[Request]:
Images embedded in the records are excluded; print everything else exactly as given.

########################################

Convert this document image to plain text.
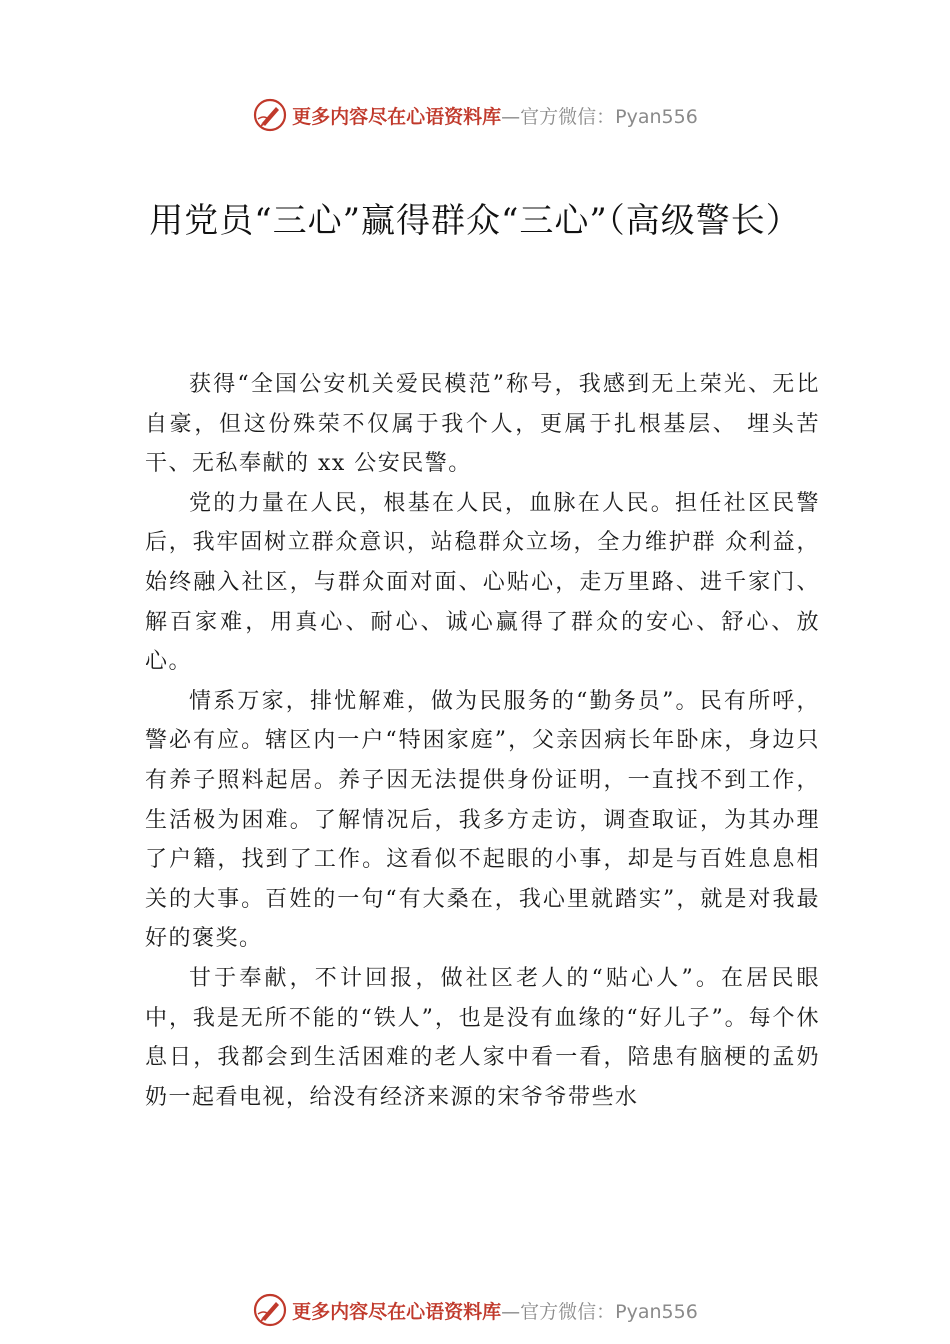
更多内容尽在心语资料库 —官方微信：Pyan556
用党员“三心”赢得群众“三心”（高级警长）

获得“全国公安机关爱民模范”称号，我感到无上荣光、无比自豪，但这份殊荣不仅属于我个人，更属于扎根基层、 埋头苦干、无私奉献的 xx 公安民警。

党的力量在人民，根基在人民，血脉在人民。担任社区民警后，我牢固树立群众意识，站稳群众立场，全力维护群 众利益，始终融入社区，与群众面对面、心贴心，走万里路、进千家门、解百家难，用真心、耐心、诚心赢得了群众的安心、舒心、放心。

情系万家，排忧解难，做为民服务的“勤务员”。民有所呼，警必有应。辖区内一户“特困家庭”，父亲因病长年卧床，身边只有养子照料起居。养子因无法提供身份证明，一直找不到工作，生活极为困难。了解情况后，我多方走访，调查取证，为其办理了户籍，找到了工作。这看似不起眼的小事，却是与百姓息息相关的大事。百姓的一句“有大桑在，我心里就踏实”，就是对我最好的褒奖。

甘于奉献，不计回报，做社区老人的“贴心人”。在居民眼中，我是无所不能的“铁人”，也是没有血缘的“好儿子”。每个休息日，我都会到生活困难的老人家中看一看，陪患有脑梗的孟奶奶一起看电视，给没有经济来源的宋爷爷带些水

更多内容尽在心语资料库 —官方微信：Pyan556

########################################

[Expected answer]:
Convert this document image to plain text.
更多内容尽在心语资料库 —官方微信：Pyan556
用党员“三心”赢得群众“三心”（高级警长）

获得“全国公安机关爱民模范”称号，我感到无上荣光、无比自豪，但这份殊荣不仅属于我个人，更属于扎根基层、 埋头苦干、无私奉献的 xx 公安民警。

党的力量在人民，根基在人民，血脉在人民。担任社区民警后，我牢固树立群众意识，站稳群众立场，全力维护群 众利益，始终融入社区，与群众面对面、心贴心，走万里路、进千家门、解百家难，用真心、耐心、诚心赢得了群众的安心、舒心、放心。

情系万家，排忧解难，做为民服务的“勤务员”。民有所呼，警必有应。辖区内一户“特困家庭”，父亲因病长年卧床，身边只有养子照料起居。养子因无法提供身份证明，一直找不到工作，生活极为困难。了解情况后，我多方走访，调查取证，为其办理了户籍，找到了工作。这看似不起眼的小事，却是与百姓息息相关的大事。百姓的一句“有大桑在，我心里就踏实”，就是对我最好的褒奖。

甘于奉献，不计回报，做社区老人的“贴心人”。在居民眼中，我是无所不能的“铁人”，也是没有血缘的“好儿子”。每个休息日，我都会到生活困难的老人家中看一看，陪患有脑梗的孟奶奶一起看电视，给没有经济来源的宋爷爷带些水

更多内容尽在心语资料库 —官方微信：Pyan556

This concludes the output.